▸ Records from a collection of figures:
• • • •
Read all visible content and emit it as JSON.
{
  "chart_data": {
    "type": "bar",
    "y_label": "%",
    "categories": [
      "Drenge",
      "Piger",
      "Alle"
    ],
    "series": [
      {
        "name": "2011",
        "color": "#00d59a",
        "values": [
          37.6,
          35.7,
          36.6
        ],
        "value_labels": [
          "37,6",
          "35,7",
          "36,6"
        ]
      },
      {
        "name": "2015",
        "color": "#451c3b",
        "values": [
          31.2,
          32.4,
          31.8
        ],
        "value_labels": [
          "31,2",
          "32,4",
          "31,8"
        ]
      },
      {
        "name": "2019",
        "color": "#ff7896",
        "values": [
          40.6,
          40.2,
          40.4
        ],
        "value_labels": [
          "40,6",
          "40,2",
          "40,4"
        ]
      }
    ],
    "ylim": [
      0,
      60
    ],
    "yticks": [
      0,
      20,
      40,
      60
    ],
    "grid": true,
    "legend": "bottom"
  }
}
• • • •
▸ Exercise details:
Repeat every line of the material exactly as given.

▸ The response:
Read all visible content and emit it as JSON.
{
  "chart_data": {
    "type": "bar",
    "y_label": "%",
    "categories": [
      "Drenge",
      "Piger",
      "Alle"
    ],
    "series": [
      {
        "name": "2011",
        "color": "#00d59a",
        "values": [
          37.6,
          35.7,
          36.6
        ],
        "value_labels": [
          "37,6",
          "35,7",
          "36,6"
        ]
      },
      {
        "name": "2015",
        "color": "#451c3b",
        "values": [
          31.2,
          32.4,
          31.8
        ],
        "value_labels": [
          "31,2",
          "32,4",
          "31,8"
        ]
      },
      {
        "name": "2019",
        "color": "#ff7896",
        "values": [
          40.6,
          40.2,
          40.4
        ],
        "value_labels": [
          "40,6",
          "40,2",
          "40,4"
        ]
      }
    ],
    "ylim": [
      0,
      60
    ],
    "yticks": [
      0,
      20,
      40,
      60
    ],
    "grid": true,
    "legend": "bottom"
  }
}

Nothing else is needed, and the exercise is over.